Filter the records below and copy every line containing the word "ylabel".

* Start Records for processing *

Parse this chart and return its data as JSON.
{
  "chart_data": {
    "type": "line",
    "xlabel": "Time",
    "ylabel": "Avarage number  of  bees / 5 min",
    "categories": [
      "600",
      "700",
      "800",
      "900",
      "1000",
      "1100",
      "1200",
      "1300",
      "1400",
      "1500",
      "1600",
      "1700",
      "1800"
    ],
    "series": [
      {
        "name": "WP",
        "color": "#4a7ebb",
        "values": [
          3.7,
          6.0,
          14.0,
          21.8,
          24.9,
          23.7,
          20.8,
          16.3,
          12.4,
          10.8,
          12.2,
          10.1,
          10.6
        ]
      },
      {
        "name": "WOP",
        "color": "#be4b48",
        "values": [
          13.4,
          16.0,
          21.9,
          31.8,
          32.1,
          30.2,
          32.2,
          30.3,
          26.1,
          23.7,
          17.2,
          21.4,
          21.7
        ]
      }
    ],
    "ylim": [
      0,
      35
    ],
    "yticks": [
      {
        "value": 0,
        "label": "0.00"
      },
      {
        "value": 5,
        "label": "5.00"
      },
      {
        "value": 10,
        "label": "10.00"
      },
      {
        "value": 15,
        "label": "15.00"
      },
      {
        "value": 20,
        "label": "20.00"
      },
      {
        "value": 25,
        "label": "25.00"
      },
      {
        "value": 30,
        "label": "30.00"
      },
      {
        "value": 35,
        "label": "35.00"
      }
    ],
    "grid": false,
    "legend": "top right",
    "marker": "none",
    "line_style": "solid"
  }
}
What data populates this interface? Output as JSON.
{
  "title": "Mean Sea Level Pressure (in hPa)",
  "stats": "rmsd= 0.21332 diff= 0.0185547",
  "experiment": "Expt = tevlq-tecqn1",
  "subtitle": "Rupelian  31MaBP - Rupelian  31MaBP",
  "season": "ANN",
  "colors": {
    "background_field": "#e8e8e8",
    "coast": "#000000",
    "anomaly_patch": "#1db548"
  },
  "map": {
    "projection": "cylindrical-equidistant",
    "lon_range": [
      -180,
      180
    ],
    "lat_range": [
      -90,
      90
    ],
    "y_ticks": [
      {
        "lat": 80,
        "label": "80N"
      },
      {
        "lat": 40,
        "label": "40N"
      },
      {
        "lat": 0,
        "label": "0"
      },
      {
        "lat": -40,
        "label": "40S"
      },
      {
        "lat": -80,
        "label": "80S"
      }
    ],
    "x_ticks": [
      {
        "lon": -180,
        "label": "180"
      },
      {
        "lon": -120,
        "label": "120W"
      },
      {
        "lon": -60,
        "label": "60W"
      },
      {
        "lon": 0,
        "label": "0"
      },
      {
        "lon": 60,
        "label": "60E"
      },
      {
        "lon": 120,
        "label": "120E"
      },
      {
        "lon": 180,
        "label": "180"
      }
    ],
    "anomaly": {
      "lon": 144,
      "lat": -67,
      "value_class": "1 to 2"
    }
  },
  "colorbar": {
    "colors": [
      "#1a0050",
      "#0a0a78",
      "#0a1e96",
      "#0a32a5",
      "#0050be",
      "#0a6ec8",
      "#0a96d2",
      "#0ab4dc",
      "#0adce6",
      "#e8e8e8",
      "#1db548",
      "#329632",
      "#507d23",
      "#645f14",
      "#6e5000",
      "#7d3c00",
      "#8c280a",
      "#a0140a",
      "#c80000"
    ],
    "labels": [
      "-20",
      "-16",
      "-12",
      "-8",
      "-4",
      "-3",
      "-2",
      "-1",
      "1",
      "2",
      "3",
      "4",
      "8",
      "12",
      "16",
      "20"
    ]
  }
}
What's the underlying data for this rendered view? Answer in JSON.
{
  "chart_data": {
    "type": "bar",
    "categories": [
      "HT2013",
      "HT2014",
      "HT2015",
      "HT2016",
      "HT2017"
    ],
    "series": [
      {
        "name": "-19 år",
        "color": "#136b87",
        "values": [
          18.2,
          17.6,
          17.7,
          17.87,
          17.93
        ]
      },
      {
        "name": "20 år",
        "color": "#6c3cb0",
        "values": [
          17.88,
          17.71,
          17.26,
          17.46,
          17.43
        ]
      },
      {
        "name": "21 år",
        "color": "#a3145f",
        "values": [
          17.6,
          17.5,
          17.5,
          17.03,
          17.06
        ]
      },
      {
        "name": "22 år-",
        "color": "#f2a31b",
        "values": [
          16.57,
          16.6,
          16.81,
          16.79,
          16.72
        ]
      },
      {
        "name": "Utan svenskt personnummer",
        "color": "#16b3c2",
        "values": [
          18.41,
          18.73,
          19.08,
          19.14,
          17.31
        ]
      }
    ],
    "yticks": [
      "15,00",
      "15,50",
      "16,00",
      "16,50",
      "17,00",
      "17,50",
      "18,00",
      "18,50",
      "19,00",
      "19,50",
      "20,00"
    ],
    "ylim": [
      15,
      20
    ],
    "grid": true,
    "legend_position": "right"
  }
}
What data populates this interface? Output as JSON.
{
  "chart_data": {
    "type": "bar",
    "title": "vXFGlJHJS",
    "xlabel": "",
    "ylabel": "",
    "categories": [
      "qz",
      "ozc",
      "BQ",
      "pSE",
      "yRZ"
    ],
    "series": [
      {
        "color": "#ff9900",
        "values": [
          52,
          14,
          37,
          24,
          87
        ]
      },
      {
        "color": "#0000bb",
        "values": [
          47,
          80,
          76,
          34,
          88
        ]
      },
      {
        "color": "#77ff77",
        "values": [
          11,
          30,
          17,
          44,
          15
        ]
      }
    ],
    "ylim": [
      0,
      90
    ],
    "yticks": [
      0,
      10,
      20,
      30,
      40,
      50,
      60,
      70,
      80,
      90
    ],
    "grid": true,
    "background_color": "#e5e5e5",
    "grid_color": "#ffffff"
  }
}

* End Records for processing *

Expected answer –
    "ylabel": "Avarage number  of  bees / 5 min",
    "ylabel": "",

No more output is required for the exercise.